Where a line in the listing below contains the word "SANTE", copy that line.
= = = = =
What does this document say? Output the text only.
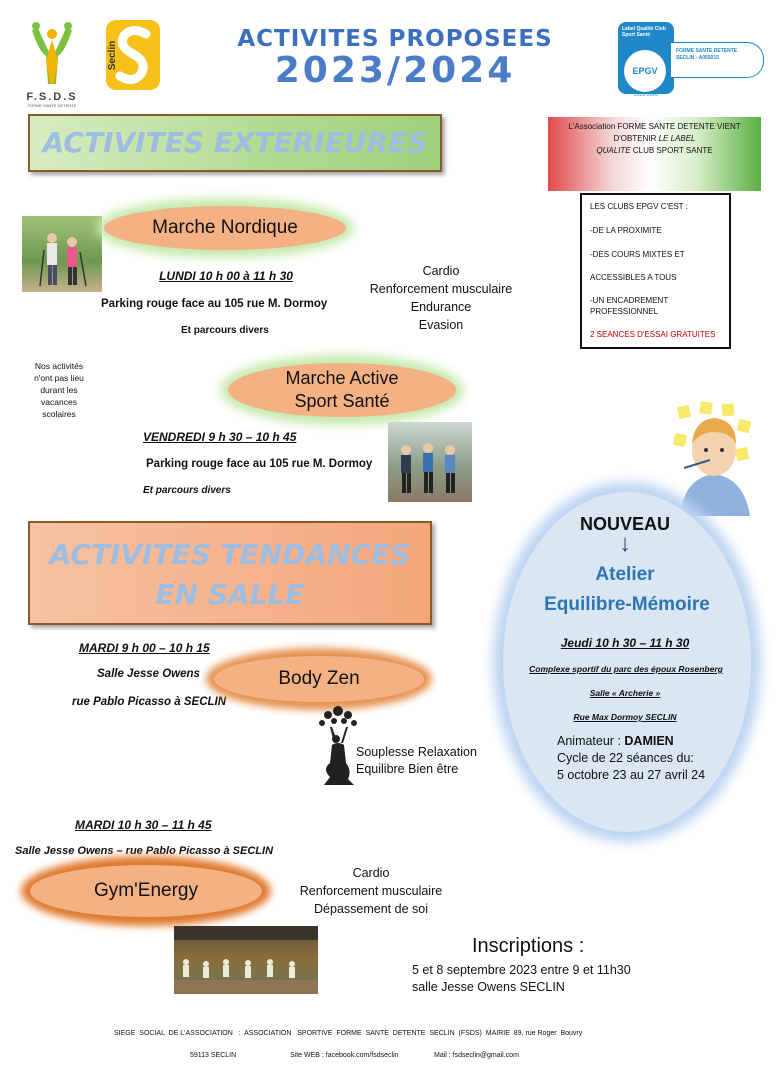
F.S.D.S
FORME SANTE DETENTE
Seclin
ACTIVITES PROPOSEES
2023/2024
Label Qualité Club Sport Santé
EPGV
2023-2026
FORME SANTE DETENTE SECLIN - A055015
ACTIVITES EXTERIEURES	L'Association FORME SANTE DETENTE VIENT
D'OBTENIR LE LABEL
QUALITE CLUB SPORT SANTE
LES CLUBS EPGV C'EST :
-DE LA PROXIMITE
-DES COURS MIXTES ET
ACCESSIBLES A TOUS
-UN ENCADREMENT
PROFESSIONNEL
2 SEANCES D'ESSAI GRATUITES
Marche Nordique
LUNDI 10 h 00 à 11 h 30
Parking rouge face au 105 rue M. Dormoy
Et parcours divers
Cardio
Renforcement musculaire
Endurance
Evasion
Nos activités
n'ont pas lieu
durant les
vacances
scolaires
Marche Active
Sport Santé
VENDREDI 9 h 30 – 10 h 45
Parking rouge face au 105 rue M. Dormoy
Et parcours divers
ACTIVITES TENDANCES
EN SALLE
NOUVEAU
↓
Atelier
Equilibre-Mémoire
Jeudi 10 h 30 – 11 h 30
Complexe sportif du parc des époux Rosenberg
Salle « Archerie »
Rue Max Dormoy SECLIN
Animateur : DAMIEN
Cycle de 22 séances du:
5 octobre 23 au 27 avril 24
MARDI 9 h 00 – 10 h 15
Salle Jesse Owens
rue Pablo Picasso à SECLIN
Body Zen
Souplesse Relaxation
Equilibre Bien être
MARDI 10 h 30 – 11 h 45
Salle Jesse Owens – rue Pablo Picasso à SECLIN
Gym'Energy
Cardio
Renforcement musculaire
Dépassement de soi
Inscriptions :
5 et 8 septembre 2023 entre 9 et 11h30
salle Jesse Owens SECLIN
SIEGE  SOCIAL  DE L'ASSOCIATION   :  ASSOCIATION   SPORTIVE  FORME  SANTE  DETENTE  SECLIN  (FSDS)  MAIRIE  89, rue Roger  Bouvry
59113 SECLIN	Site WEB : facebook.com/fsdseclin	Mail : fsdseclin@gmail.com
= = = = =
Result:
FORME SANTE DETENTE
FORME SANTE DETENTE SECLIN - A055015
ACTIVITES EXTERIEURES	L'Association FORME SANTE DETENTE VIENT
QUALITE CLUB SPORT SANTE
SIEGE  SOCIAL  DE L'ASSOCIATION   :  ASSOCIATION   SPORTIVE  FORME  SANTE  DETENTE  SECLIN  (FSDS)  MAIRIE  89, rue Roger  Bouvry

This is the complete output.